Restate all of the entries exactly, dropping any pictures they hold.
========
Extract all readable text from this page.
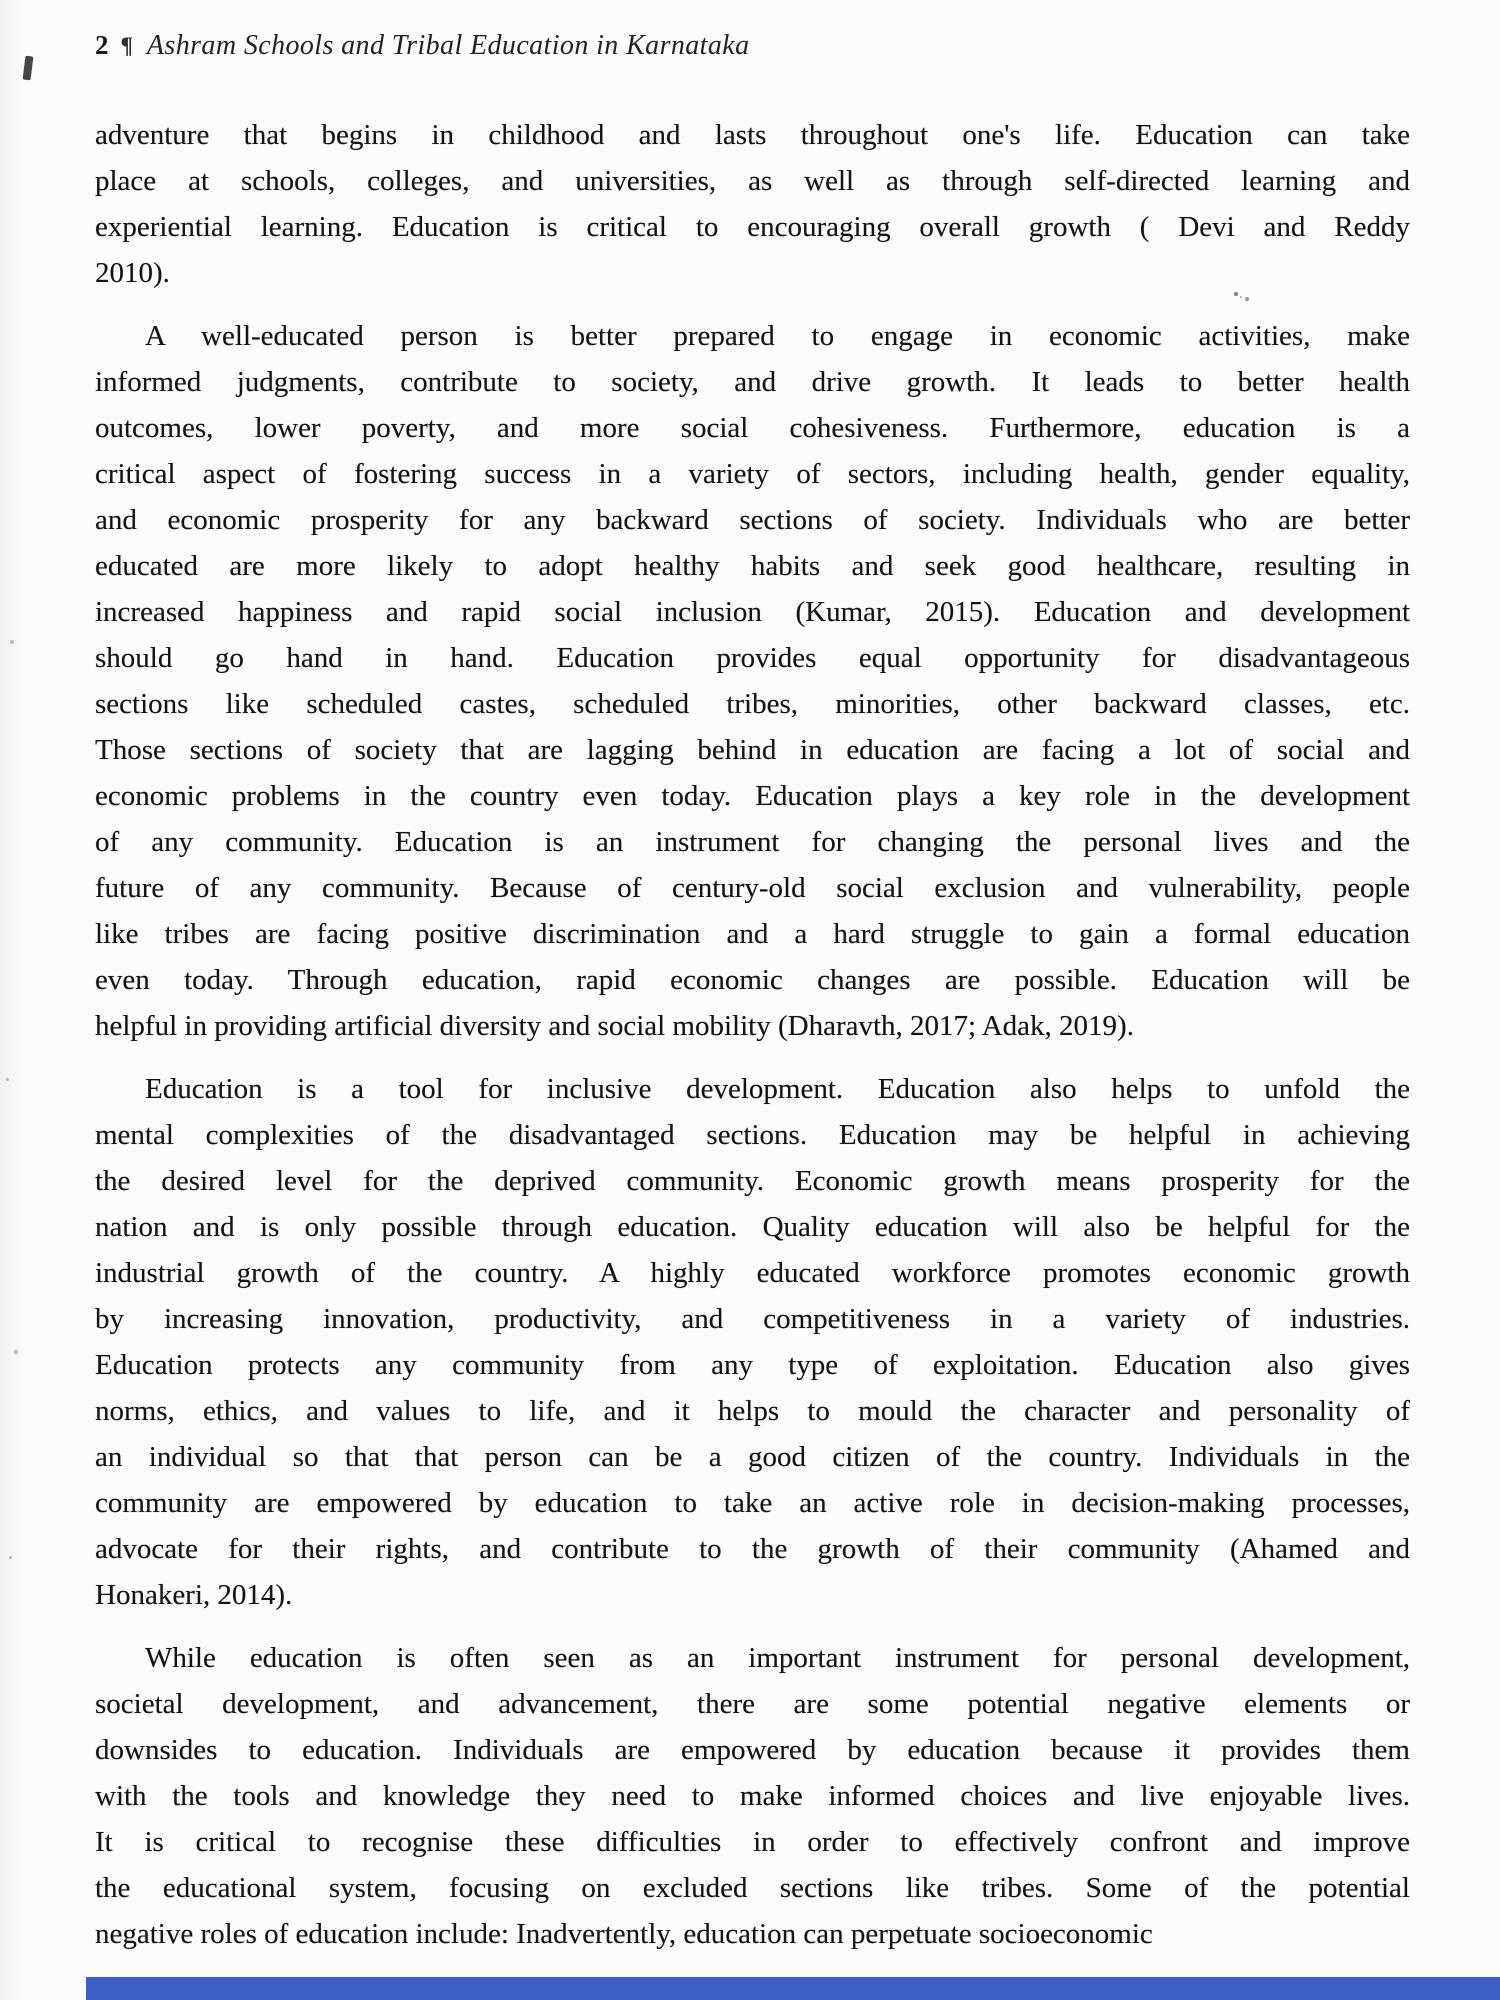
2 ¶ Ashram Schools and Tribal Education in Karnataka
adventure that begins in childhood and lasts throughout one's life. Education can take
place at schools, colleges, and universities, as well as through self-directed learning and
experiential learning. Education is critical to encouraging overall growth ( Devi and Reddy
2010).
A well-educated person is better prepared to engage in economic activities, make
informed judgments, contribute to society, and drive growth. It leads to better health
outcomes, lower poverty, and more social cohesiveness. Furthermore, education is a
critical aspect of fostering success in a variety of sectors, including health, gender equality,
and economic prosperity for any backward sections of society. Individuals who are better
educated are more likely to adopt healthy habits and seek good healthcare, resulting in
increased happiness and rapid social inclusion (Kumar, 2015). Education and development
should go hand in hand. Education provides equal opportunity for disadvantageous
sections like scheduled castes, scheduled tribes, minorities, other backward classes, etc.
Those sections of society that are lagging behind in education are facing a lot of social and
economic problems in the country even today. Education plays a key role in the development
of any community. Education is an instrument for changing the personal lives and the
future of any community. Because of century-old social exclusion and vulnerability, people
like tribes are facing positive discrimination and a hard struggle to gain a formal education
even today. Through education, rapid economic changes are possible. Education will be
helpful in providing artificial diversity and social mobility (Dharavth, 2017; Adak, 2019).
Education is a tool for inclusive development. Education also helps to unfold the
mental complexities of the disadvantaged sections. Education may be helpful in achieving
the desired level for the deprived community. Economic growth means prosperity for the
nation and is only possible through education. Quality education will also be helpful for the
industrial growth of the country. A highly educated workforce promotes economic growth
by increasing innovation, productivity, and competitiveness in a variety of industries.
Education protects any community from any type of exploitation. Education also gives
norms, ethics, and values to life, and it helps to mould the character and personality of
an individual so that that person can be a good citizen of the country. Individuals in the
community are empowered by education to take an active role in decision-making processes,
advocate for their rights, and contribute to the growth of their community (Ahamed and
Honakeri, 2014).
While education is often seen as an important instrument for personal development,
societal development, and advancement, there are some potential negative elements or
downsides to education. Individuals are empowered by education because it provides them
with the tools and knowledge they need to make informed choices and live enjoyable lives.
It is critical to recognise these difficulties in order to effectively confront and improve
the educational system, focusing on excluded sections like tribes. Some of the potential
negative roles of education include: Inadvertently, education can perpetuate socioeconomic
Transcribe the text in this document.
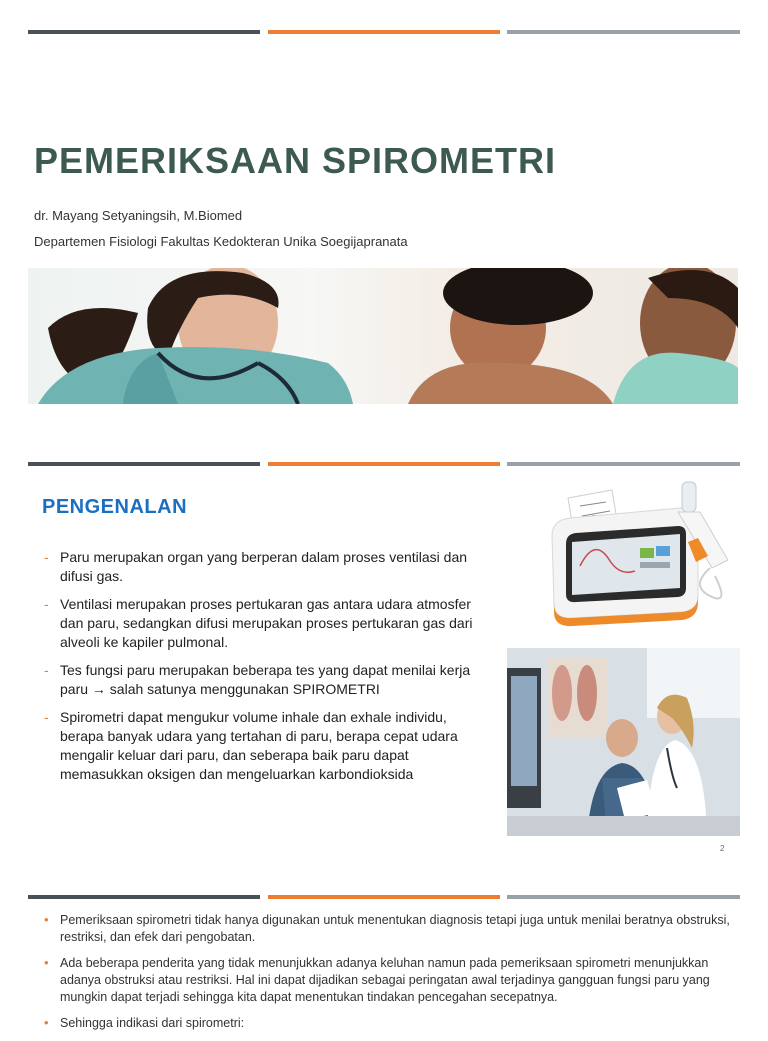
PEMERIKSAAN SPIROMETRI
dr. Mayang Setyaningsih, M.Biomed
Departemen Fisiologi Fakultas Kedokteran Unika Soegijapranata
PENGENALAN
- Paru merupakan organ yang berperan dalam proses ventilasi dan difusi gas.
- Ventilasi merupakan proses pertukaran gas antara udara atmosfer dan paru, sedangkan difusi merupakan proses pertukaran gas dari alveoli ke kapiler pulmonal.
- Tes fungsi paru merupakan beberapa tes yang dapat menilai kerja paru → salah satunya menggunakan SPIROMETRI
- Spirometri dapat mengukur volume inhale dan exhale individu, berapa banyak udara yang tertahan di paru, berapa cepat udara mengalir keluar dari paru, dan seberapa baik paru dapat memasukkan oksigen dan mengeluarkan karbondioksida
2
• Pemeriksaan spirometri tidak hanya digunakan untuk menentukan diagnosis tetapi juga untuk menilai beratnya obstruksi, restriksi, dan efek dari pengobatan.
• Ada beberapa penderita yang tidak menunjukkan adanya keluhan namun pada pemeriksaan spirometri menunjukkan adanya obstruksi atau restriksi. Hal ini dapat dijadikan sebagai peringatan awal terjadinya gangguan fungsi paru yang mungkin dapat terjadi sehingga kita dapat menentukan tindakan pencegahan secepatnya.
• Sehingga indikasi dari spirometri:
========
◆ **Expected answer**:
Extract all readable text from this page.
2 ¶ Ashram Schools and Tribal Education in Karnataka
adventure that begins in childhood and lasts throughout one's life. Education can take
place at schools, colleges, and universities, as well as through self-directed learning and
experiential learning. Education is critical to encouraging overall growth ( Devi and Reddy
2010).
A well-educated person is better prepared to engage in economic activities, make
informed judgments, contribute to society, and drive growth. It leads to better health
outcomes, lower poverty, and more social cohesiveness. Furthermore, education is a
critical aspect of fostering success in a variety of sectors, including health, gender equality,
and economic prosperity for any backward sections of society. Individuals who are better
educated are more likely to adopt healthy habits and seek good healthcare, resulting in
increased happiness and rapid social inclusion (Kumar, 2015). Education and development
should go hand in hand. Education provides equal opportunity for disadvantageous
sections like scheduled castes, scheduled tribes, minorities, other backward classes, etc.
Those sections of society that are lagging behind in education are facing a lot of social and
economic problems in the country even today. Education plays a key role in the development
of any community. Education is an instrument for changing the personal lives and the
future of any community. Because of century-old social exclusion and vulnerability, people
like tribes are facing positive discrimination and a hard struggle to gain a formal education
even today. Through education, rapid economic changes are possible. Education will be
helpful in providing artificial diversity and social mobility (Dharavth, 2017; Adak, 2019).
Education is a tool for inclusive development. Education also helps to unfold the
mental complexities of the disadvantaged sections. Education may be helpful in achieving
the desired level for the deprived community. Economic growth means prosperity for the
nation and is only possible through education. Quality education will also be helpful for the
industrial growth of the country. A highly educated workforce promotes economic growth
by increasing innovation, productivity, and competitiveness in a variety of industries.
Education protects any community from any type of exploitation. Education also gives
norms, ethics, and values to life, and it helps to mould the character and personality of
an individual so that that person can be a good citizen of the country. Individuals in the
community are empowered by education to take an active role in decision-making processes,
advocate for their rights, and contribute to the growth of their community (Ahamed and
Honakeri, 2014).
While education is often seen as an important instrument for personal development,
societal development, and advancement, there are some potential negative elements or
downsides to education. Individuals are empowered by education because it provides them
with the tools and knowledge they need to make informed choices and live enjoyable lives.
It is critical to recognise these difficulties in order to effectively confront and improve
the educational system, focusing on excluded sections like tribes. Some of the potential
negative roles of education include: Inadvertently, education can perpetuate socioeconomic
Transcribe the text in this document.
PEMERIKSAAN SPIROMETRI
dr. Mayang Setyaningsih, M.Biomed
Departemen Fisiologi Fakultas Kedokteran Unika Soegijapranata
PENGENALAN
- Paru merupakan organ yang berperan dalam proses ventilasi dan difusi gas.
- Ventilasi merupakan proses pertukaran gas antara udara atmosfer dan paru, sedangkan difusi merupakan proses pertukaran gas dari alveoli ke kapiler pulmonal.
- Tes fungsi paru merupakan beberapa tes yang dapat menilai kerja paru → salah satunya menggunakan SPIROMETRI
- Spirometri dapat mengukur volume inhale dan exhale individu, berapa banyak udara yang tertahan di paru, berapa cepat udara mengalir keluar dari paru, dan seberapa baik paru dapat memasukkan oksigen dan mengeluarkan karbondioksida
2
• Pemeriksaan spirometri tidak hanya digunakan untuk menentukan diagnosis tetapi juga untuk menilai beratnya obstruksi, restriksi, dan efek dari pengobatan.
• Ada beberapa penderita yang tidak menunjukkan adanya keluhan namun pada pemeriksaan spirometri menunjukkan adanya obstruksi atau restriksi. Hal ini dapat dijadikan sebagai peringatan awal terjadinya gangguan fungsi paru yang mungkin dapat terjadi sehingga kita dapat menentukan tindakan pencegahan secepatnya.
• Sehingga indikasi dari spirometri:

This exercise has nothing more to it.